— BEGIN Records to use —
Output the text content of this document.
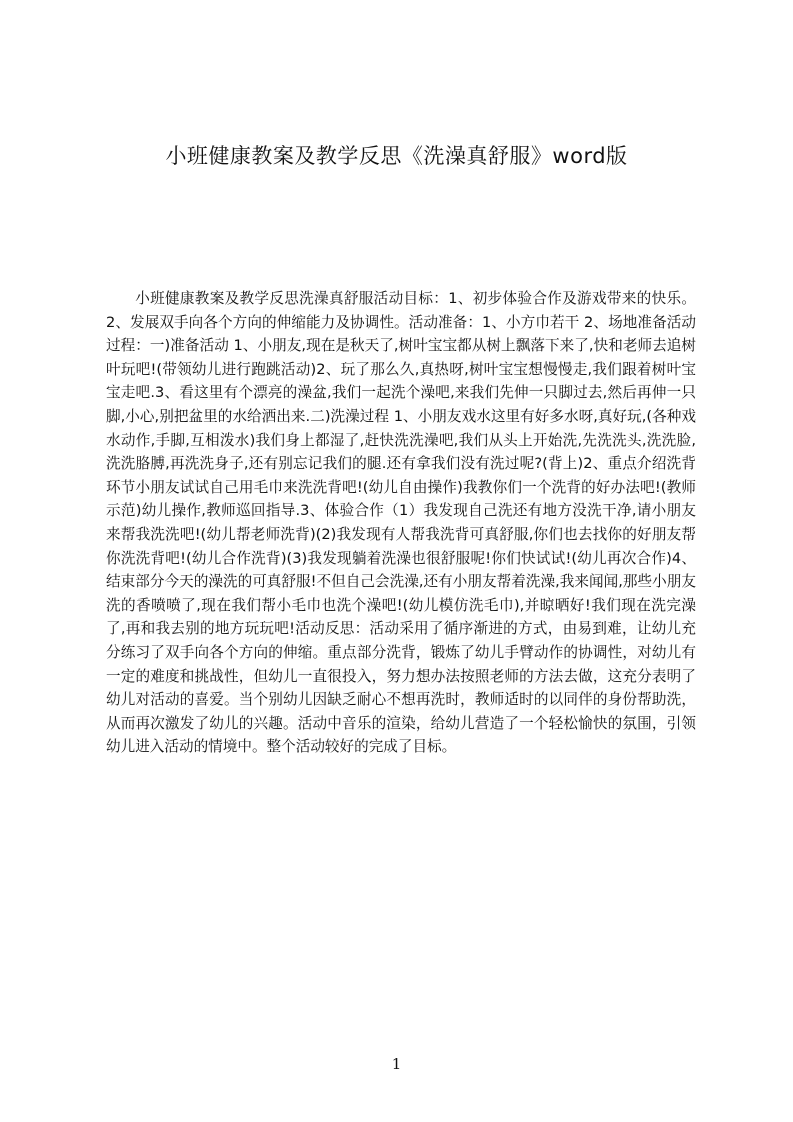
小班健康教案及教学反思《洗澡真舒服》word版

小班健康教案及教学反思洗澡真舒服活动目标：1、初步体验合作及游戏带来的快乐。2、发展双手向各个方向的伸缩能力及协调性。活动准备：1、小方巾若干 2、场地准备活动过程：一)准备活动 1、小朋友,现在是秋天了,树叶宝宝都从树上飘落下来了,快和老师去追树叶玩吧!(带领幼儿进行跑跳活动)2、玩了那么久,真热呀,树叶宝宝想慢慢走,我们跟着树叶宝宝走吧.3、看这里有个漂亮的澡盆,我们一起洗个澡吧,来我们先伸一只脚过去,然后再伸一只脚,小心,别把盆里的水给洒出来.二)洗澡过程 1、小朋友戏水这里有好多水呀,真好玩,(各种戏水动作,手脚,互相泼水)我们身上都湿了,赶快洗洗澡吧,我们从头上开始洗,先洗洗头,洗洗脸,洗洗胳膊,再洗洗身子,还有别忘记我们的腿.还有拿我们没有洗过呢?(背上)2、重点介绍洗背环节小朋友试试自己用毛巾来洗洗背吧!(幼儿自由操作)我教你们一个洗背的好办法吧!(教师示范)幼儿操作,教师巡回指导.3、体验合作（1）我发现自己洗还有地方没洗干净,请小朋友来帮我洗洗吧!(幼儿帮老师洗背)(2)我发现有人帮我洗背可真舒服,你们也去找你的好朋友帮你洗洗背吧!(幼儿合作洗背)(3)我发现躺着洗澡也很舒服呢!你们快试试!(幼儿再次合作)4、结束部分今天的澡洗的可真舒服!不但自己会洗澡,还有小朋友帮着洗澡,我来闻闻,那些小朋友洗的香喷喷了,现在我们帮小毛巾也洗个澡吧!(幼儿模仿洗毛巾),并晾晒好!我们现在洗完澡了,再和我去别的地方玩玩吧!活动反思：活动采用了循序渐进的方式，由易到难，让幼儿充分练习了双手向各个方向的伸缩。重点部分洗背，锻炼了幼儿手臂动作的协调性，对幼儿有一定的难度和挑战性，但幼儿一直很投入，努力想办法按照老师的方法去做，这充分表明了幼儿对活动的喜爱。当个别幼儿因缺乏耐心不想再洗时，教师适时的以同伴的身份帮助洗，从而再次激发了幼儿的兴趣。活动中音乐的渲染，给幼儿营造了一个轻松愉快的氛围，引领幼儿进入活动的情境中。整个活动较好的完成了目标。

1
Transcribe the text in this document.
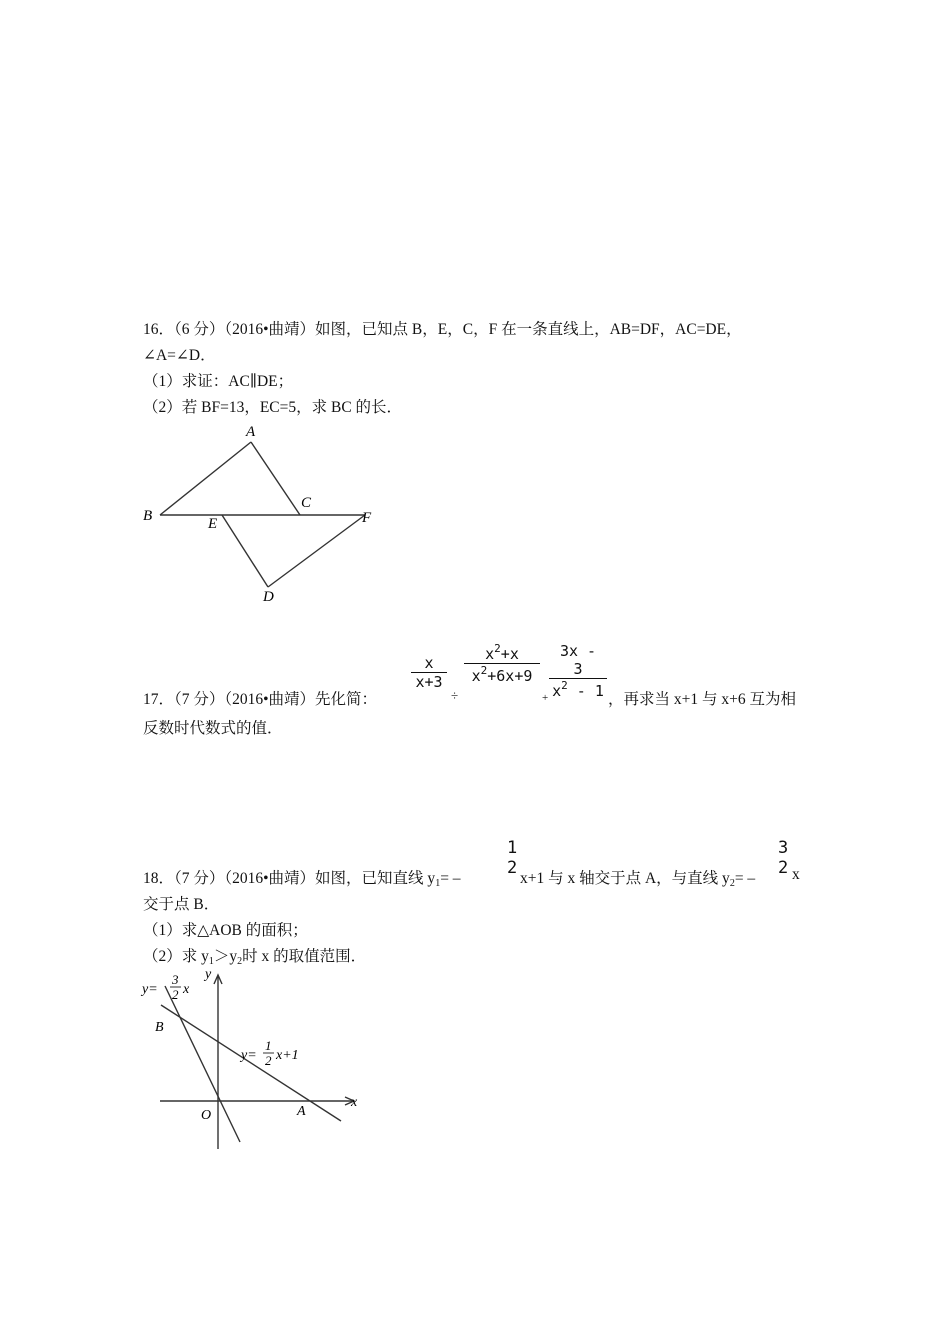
16．（6 分）（2016•曲靖）如图，已知点 B，E，C，F 在一条直线上，AB=DF，AC=DE，
∠A=∠D．
（1）求证：AC∥DE；
（2）若 BF=13，EC=5，求 BC 的长．
A
B
C
E	F
D
17．（7 分）（2016•曲靖）先化简：
x
x+3
÷
$x^2+x$
$x^2+6x+9$
+
3x - 3
$x^2 - 1$ ，再求当 x+1 与 x+6 互为相
反数时代数式的值．
18．（7 分）（2016•曲靖）如图，已知直线 $y_1=$ –
1
2
x+1 与 x 轴交于点 A，与直线 $y_2=$ –
3
2 x
交于点 B．
（1）求△AOB 的面积；
（2）求 $y_1>y_2$时 x 的取值范围．
y
x
O	A
B
y=
3
2 x
y=
1
2 x+1
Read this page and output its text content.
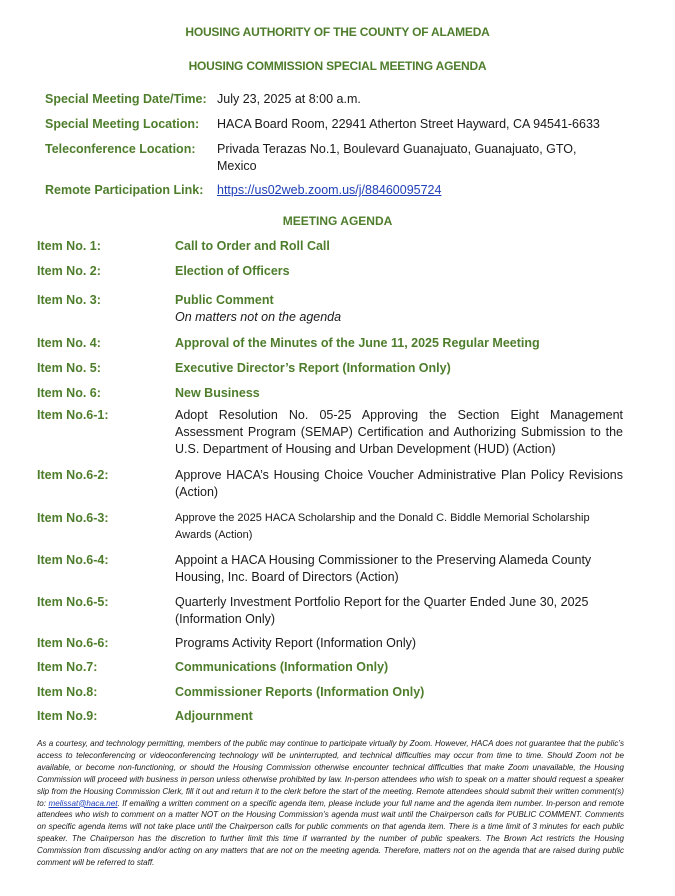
HOUSING AUTHORITY OF THE COUNTY OF ALAMEDA
HOUSING COMMISSION SPECIAL MEETING AGENDA
Special Meeting Date/Time: July 23, 2025 at 8:00 a.m.
Special Meeting Location:	HACA Board Room, 22941 Atherton Street Hayward, CA 94541-6633
Teleconference Location:	Privada Terazas No.1, Boulevard Guanajuato, Guanajuato, GTO, Mexico
Remote Participation Link:	https://us02web.zoom.us/j/88460095724
MEETING AGENDA
Item No. 1:	Call to Order and Roll Call
Item No. 2:	Election of Officers
Item No. 3:	Public Comment
On matters not on the agenda
Item No. 4:	Approval of the Minutes of the June 11, 2025 Regular Meeting
Item No. 5:	Executive Director’s Report (Information Only)
Item No. 6:	New Business
Item No.6-1:	Adopt Resolution No. 05-25 Approving the Section Eight Management Assessment Program (SEMAP) Certification and Authorizing Submission to the U.S. Department of Housing and Urban Development (HUD) (Action)
Item No.6-2:	Approve HACA’s Housing Choice Voucher Administrative Plan Policy Revisions (Action)
Item No.6-3:	Approve the 2025 HACA Scholarship and the Donald C. Biddle Memorial Scholarship Awards (Action)
Item No.6-4:	Appoint a HACA Housing Commissioner to the Preserving Alameda County Housing, Inc. Board of Directors (Action)
Item No.6-5:	Quarterly Investment Portfolio Report for the Quarter Ended June 30, 2025 (Information Only)
Item No.6-6:	Programs Activity Report (Information Only)
Item No.7:	Communications (Information Only)
Item No.8:	Commissioner Reports (Information Only)
Item No.9:	Adjournment
As a courtesy, and technology permitting, members of the public may continue to participate virtually by Zoom. However, HACA does not guarantee that the public’s access to teleconferencing or videoconferencing technology will be uninterrupted, and technical difficulties may occur from time to time. Should Zoom not be available, or become non-functioning, or should the Housing Commission otherwise encounter technical difficulties that make Zoom unavailable, the Housing Commission will proceed with business in person unless otherwise prohibited by law. In-person attendees who wish to speak on a matter should request a speaker slip from the Housing Commission Clerk, fill it out and return it to the clerk before the start of the meeting. Remote attendees should submit their written comment(s) to: melissat@haca.net. If emailing a written comment on a specific agenda item, please include your full name and the agenda item number. In-person and remote attendees who wish to comment on a matter NOT on the Housing Commission’s agenda must wait until the Chairperson calls for PUBLIC COMMENT. Comments on specific agenda items will not take place until the Chairperson calls for public comments on that agenda item. There is a time limit of 3 minutes for each public speaker. The Chairperson has the discretion to further limit this time if warranted by the number of public speakers. The Brown Act restricts the Housing Commission from discussing and/or acting on any matters that are not on the meeting agenda. Therefore, matters not on the agenda that are raised during public comment will be referred to staff.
— END Records to use —
Omit the pictures, and quote the material above exactly as given.

Output the text content of this document.
小班健康教案及教学反思《洗澡真舒服》word版

小班健康教案及教学反思洗澡真舒服活动目标：1、初步体验合作及游戏带来的快乐。2、发展双手向各个方向的伸缩能力及协调性。活动准备：1、小方巾若干 2、场地准备活动过程：一)准备活动 1、小朋友,现在是秋天了,树叶宝宝都从树上飘落下来了,快和老师去追树叶玩吧!(带领幼儿进行跑跳活动)2、玩了那么久,真热呀,树叶宝宝想慢慢走,我们跟着树叶宝宝走吧.3、看这里有个漂亮的澡盆,我们一起洗个澡吧,来我们先伸一只脚过去,然后再伸一只脚,小心,别把盆里的水给洒出来.二)洗澡过程 1、小朋友戏水这里有好多水呀,真好玩,(各种戏水动作,手脚,互相泼水)我们身上都湿了,赶快洗洗澡吧,我们从头上开始洗,先洗洗头,洗洗脸,洗洗胳膊,再洗洗身子,还有别忘记我们的腿.还有拿我们没有洗过呢?(背上)2、重点介绍洗背环节小朋友试试自己用毛巾来洗洗背吧!(幼儿自由操作)我教你们一个洗背的好办法吧!(教师示范)幼儿操作,教师巡回指导.3、体验合作（1）我发现自己洗还有地方没洗干净,请小朋友来帮我洗洗吧!(幼儿帮老师洗背)(2)我发现有人帮我洗背可真舒服,你们也去找你的好朋友帮你洗洗背吧!(幼儿合作洗背)(3)我发现躺着洗澡也很舒服呢!你们快试试!(幼儿再次合作)4、结束部分今天的澡洗的可真舒服!不但自己会洗澡,还有小朋友帮着洗澡,我来闻闻,那些小朋友洗的香喷喷了,现在我们帮小毛巾也洗个澡吧!(幼儿模仿洗毛巾),并晾晒好!我们现在洗完澡了,再和我去别的地方玩玩吧!活动反思：活动采用了循序渐进的方式，由易到难，让幼儿充分练习了双手向各个方向的伸缩。重点部分洗背，锻炼了幼儿手臂动作的协调性，对幼儿有一定的难度和挑战性，但幼儿一直很投入，努力想办法按照老师的方法去做，这充分表明了幼儿对活动的喜爱。当个别幼儿因缺乏耐心不想再洗时，教师适时的以同伴的身份帮助洗，从而再次激发了幼儿的兴趣。活动中音乐的渲染，给幼儿营造了一个轻松愉快的氛围，引领幼儿进入活动的情境中。整个活动较好的完成了目标。

1
Transcribe the text in this document.
16．（6 分）（2016•曲靖）如图，已知点 B，E，C，F 在一条直线上，AB=DF，AC=DE，
∠A=∠D．
（1）求证：AC∥DE；
（2）若 BF=13，EC=5，求 BC 的长．
A
B
C
E	F
D
17．（7 分）（2016•曲靖）先化简：
x
x+3
÷
$x^2+x$
$x^2+6x+9$
+
3x - 3
$x^2 - 1$ ，再求当 x+1 与 x+6 互为相
反数时代数式的值．
18．（7 分）（2016•曲靖）如图，已知直线 $y_1=$ –
1
2
x+1 与 x 轴交于点 A，与直线 $y_2=$ –
3
2 x
交于点 B．
（1）求△AOB 的面积；
（2）求 $y_1>y_2$时 x 的取值范围．
y
x
O	A
B
y=
3
2 x
y=
1
2 x+1
Read this page and output its text content.
HOUSING AUTHORITY OF THE COUNTY OF ALAMEDA
HOUSING COMMISSION SPECIAL MEETING AGENDA
Special Meeting Date/Time: July 23, 2025 at 8:00 a.m.
Special Meeting Location:	HACA Board Room, 22941 Atherton Street Hayward, CA 94541-6633
Teleconference Location:	Privada Terazas No.1, Boulevard Guanajuato, Guanajuato, GTO, Mexico
Remote Participation Link:	https://us02web.zoom.us/j/88460095724
MEETING AGENDA
Item No. 1:	Call to Order and Roll Call
Item No. 2:	Election of Officers
Item No. 3:	Public Comment
On matters not on the agenda
Item No. 4:	Approval of the Minutes of the June 11, 2025 Regular Meeting
Item No. 5:	Executive Director’s Report (Information Only)
Item No. 6:	New Business
Item No.6-1:	Adopt Resolution No. 05-25 Approving the Section Eight Management Assessment Program (SEMAP) Certification and Authorizing Submission to the U.S. Department of Housing and Urban Development (HUD) (Action)
Item No.6-2:	Approve HACA’s Housing Choice Voucher Administrative Plan Policy Revisions (Action)
Item No.6-3:	Approve the 2025 HACA Scholarship and the Donald C. Biddle Memorial Scholarship Awards (Action)
Item No.6-4:	Appoint a HACA Housing Commissioner to the Preserving Alameda County Housing, Inc. Board of Directors (Action)
Item No.6-5:	Quarterly Investment Portfolio Report for the Quarter Ended June 30, 2025 (Information Only)
Item No.6-6:	Programs Activity Report (Information Only)
Item No.7:	Communications (Information Only)
Item No.8:	Commissioner Reports (Information Only)
Item No.9:	Adjournment
As a courtesy, and technology permitting, members of the public may continue to participate virtually by Zoom. However, HACA does not guarantee that the public’s access to teleconferencing or videoconferencing technology will be uninterrupted, and technical difficulties may occur from time to time. Should Zoom not be available, or become non-functioning, or should the Housing Commission otherwise encounter technical difficulties that make Zoom unavailable, the Housing Commission will proceed with business in person unless otherwise prohibited by law. In-person attendees who wish to speak on a matter should request a speaker slip from the Housing Commission Clerk, fill it out and return it to the clerk before the start of the meeting. Remote attendees should submit their written comment(s) to: melissat@haca.net. If emailing a written comment on a specific agenda item, please include your full name and the agenda item number. In-person and remote attendees who wish to comment on a matter NOT on the Housing Commission’s agenda must wait until the Chairperson calls for PUBLIC COMMENT. Comments on specific agenda items will not take place until the Chairperson calls for public comments on that agenda item. There is a time limit of 3 minutes for each public speaker. The Chairperson has the discretion to further limit this time if warranted by the number of public speakers. The Brown Act restricts the Housing Commission from discussing and/or acting on any matters that are not on the meeting agenda. Therefore, matters not on the agenda that are raised during public comment will be referred to staff.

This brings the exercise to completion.